#### Dataset excerpts
▶

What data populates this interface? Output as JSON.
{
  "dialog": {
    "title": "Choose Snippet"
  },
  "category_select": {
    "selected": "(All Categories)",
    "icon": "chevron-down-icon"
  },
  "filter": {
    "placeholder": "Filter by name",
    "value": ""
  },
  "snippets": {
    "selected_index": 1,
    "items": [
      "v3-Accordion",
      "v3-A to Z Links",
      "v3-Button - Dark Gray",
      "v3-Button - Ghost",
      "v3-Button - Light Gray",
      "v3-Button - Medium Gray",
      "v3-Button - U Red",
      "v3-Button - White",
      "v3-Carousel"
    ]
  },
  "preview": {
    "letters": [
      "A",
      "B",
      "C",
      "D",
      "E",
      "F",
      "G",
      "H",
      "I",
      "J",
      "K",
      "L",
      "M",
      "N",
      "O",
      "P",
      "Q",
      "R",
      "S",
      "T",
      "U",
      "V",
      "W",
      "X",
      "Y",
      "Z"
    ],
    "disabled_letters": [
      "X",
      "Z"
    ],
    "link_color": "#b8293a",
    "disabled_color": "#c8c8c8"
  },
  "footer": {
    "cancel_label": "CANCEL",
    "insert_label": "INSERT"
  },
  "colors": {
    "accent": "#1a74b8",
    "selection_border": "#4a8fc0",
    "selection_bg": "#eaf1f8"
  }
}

◀

#### What is asked
Filter the records for lines holding the string "Gray". Copy each one.

#### Final answer
      "v3-Button - Dark Gray",
      "v3-Button - Light Gray",
      "v3-Button - Medium Gray",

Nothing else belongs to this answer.